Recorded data

+--

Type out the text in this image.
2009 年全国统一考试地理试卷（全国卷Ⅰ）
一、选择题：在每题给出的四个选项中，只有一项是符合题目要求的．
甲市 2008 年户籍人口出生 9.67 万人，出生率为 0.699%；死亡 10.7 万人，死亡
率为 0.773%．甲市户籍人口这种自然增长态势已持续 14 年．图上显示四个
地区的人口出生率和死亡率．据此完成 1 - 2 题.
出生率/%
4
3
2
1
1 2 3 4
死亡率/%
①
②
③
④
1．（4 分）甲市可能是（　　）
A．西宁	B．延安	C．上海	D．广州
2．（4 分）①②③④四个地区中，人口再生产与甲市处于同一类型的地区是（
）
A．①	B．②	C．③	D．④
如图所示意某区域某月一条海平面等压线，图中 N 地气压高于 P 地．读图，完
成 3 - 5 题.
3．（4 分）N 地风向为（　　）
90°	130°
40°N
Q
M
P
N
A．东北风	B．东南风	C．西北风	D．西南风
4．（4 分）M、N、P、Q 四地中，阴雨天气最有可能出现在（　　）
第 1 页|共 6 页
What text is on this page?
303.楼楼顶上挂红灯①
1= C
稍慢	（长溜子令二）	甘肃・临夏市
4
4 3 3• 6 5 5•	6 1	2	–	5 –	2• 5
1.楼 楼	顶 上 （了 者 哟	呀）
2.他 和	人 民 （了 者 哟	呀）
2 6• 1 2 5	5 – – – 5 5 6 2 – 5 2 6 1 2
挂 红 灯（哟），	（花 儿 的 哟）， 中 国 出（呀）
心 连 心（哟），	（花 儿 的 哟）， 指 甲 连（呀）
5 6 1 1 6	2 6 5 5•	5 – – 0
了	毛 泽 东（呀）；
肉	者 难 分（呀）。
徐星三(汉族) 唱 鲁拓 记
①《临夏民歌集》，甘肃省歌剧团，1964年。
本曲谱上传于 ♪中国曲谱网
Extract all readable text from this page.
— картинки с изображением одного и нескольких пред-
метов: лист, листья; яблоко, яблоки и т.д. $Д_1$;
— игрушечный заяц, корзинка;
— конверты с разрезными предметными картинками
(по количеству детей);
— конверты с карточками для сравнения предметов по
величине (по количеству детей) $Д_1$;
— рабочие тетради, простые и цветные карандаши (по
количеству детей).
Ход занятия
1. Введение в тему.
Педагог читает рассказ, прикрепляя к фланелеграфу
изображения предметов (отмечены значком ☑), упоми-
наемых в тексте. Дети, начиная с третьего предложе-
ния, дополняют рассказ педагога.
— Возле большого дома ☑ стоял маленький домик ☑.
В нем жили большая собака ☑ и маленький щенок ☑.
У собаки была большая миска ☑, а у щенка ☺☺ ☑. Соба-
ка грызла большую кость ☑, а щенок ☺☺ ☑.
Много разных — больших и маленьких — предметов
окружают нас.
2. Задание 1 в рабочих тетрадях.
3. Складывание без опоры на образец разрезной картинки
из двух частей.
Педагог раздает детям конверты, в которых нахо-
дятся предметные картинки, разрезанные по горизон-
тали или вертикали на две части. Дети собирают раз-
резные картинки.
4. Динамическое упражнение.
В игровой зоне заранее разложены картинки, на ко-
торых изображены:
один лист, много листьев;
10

+--

Reproduce the whole listing word for word.

● Answer in full:
Type out the text in this image.
2009 年全国统一考试地理试卷（全国卷Ⅰ）
一、选择题：在每题给出的四个选项中，只有一项是符合题目要求的．
甲市 2008 年户籍人口出生 9.67 万人，出生率为 0.699%；死亡 10.7 万人，死亡
率为 0.773%．甲市户籍人口这种自然增长态势已持续 14 年．图上显示四个
地区的人口出生率和死亡率．据此完成 1 - 2 题.
出生率/%
4
3
2
1
1 2 3 4
死亡率/%
①
②
③
④
1．（4 分）甲市可能是（　　）
A．西宁	B．延安	C．上海	D．广州
2．（4 分）①②③④四个地区中，人口再生产与甲市处于同一类型的地区是（
）
A．①	B．②	C．③	D．④
如图所示意某区域某月一条海平面等压线，图中 N 地气压高于 P 地．读图，完
成 3 - 5 题.
3．（4 分）N 地风向为（　　）
90°	130°
40°N
Q
M
P
N
A．东北风	B．东南风	C．西北风	D．西南风
4．（4 分）M、N、P、Q 四地中，阴雨天气最有可能出现在（　　）
第 1 页|共 6 页
What text is on this page?
303.楼楼顶上挂红灯①
1= C
稍慢	（长溜子令二）	甘肃・临夏市
4
4 3 3• 6 5 5•	6 1	2	–	5 –	2• 5
1.楼 楼	顶 上 （了 者 哟	呀）
2.他 和	人 民 （了 者 哟	呀）
2 6• 1 2 5	5 – – – 5 5 6 2 – 5 2 6 1 2
挂 红 灯（哟），	（花 儿 的 哟）， 中 国 出（呀）
心 连 心（哟），	（花 儿 的 哟）， 指 甲 连（呀）
5 6 1 1 6	2 6 5 5•	5 – – 0
了	毛 泽 东（呀）；
肉	者 难 分（呀）。
徐星三(汉族) 唱 鲁拓 记
①《临夏民歌集》，甘肃省歌剧团，1964年。
本曲谱上传于 ♪中国曲谱网
Extract all readable text from this page.
— картинки с изображением одного и нескольких пред-
метов: лист, листья; яблоко, яблоки и т.д. $Д_1$;
— игрушечный заяц, корзинка;
— конверты с разрезными предметными картинками
(по количеству детей);
— конверты с карточками для сравнения предметов по
величине (по количеству детей) $Д_1$;
— рабочие тетради, простые и цветные карандаши (по
количеству детей).
Ход занятия
1. Введение в тему.
Педагог читает рассказ, прикрепляя к фланелеграфу
изображения предметов (отмечены значком ☑), упоми-
наемых в тексте. Дети, начиная с третьего предложе-
ния, дополняют рассказ педагога.
— Возле большого дома ☑ стоял маленький домик ☑.
В нем жили большая собака ☑ и маленький щенок ☑.
У собаки была большая миска ☑, а у щенка ☺☺ ☑. Соба-
ка грызла большую кость ☑, а щенок ☺☺ ☑.
Много разных — больших и маленьких — предметов
окружают нас.
2. Задание 1 в рабочих тетрадях.
3. Складывание без опоры на образец разрезной картинки
из двух частей.
Педагог раздает детям конверты, в которых нахо-
дятся предметные картинки, разрезанные по горизон-
тали или вертикали на две части. Дети собирают раз-
резные картинки.
4. Динамическое упражнение.
В игровой зоне заранее разложены картинки, на ко-
торых изображены:
один лист, много листьев;
10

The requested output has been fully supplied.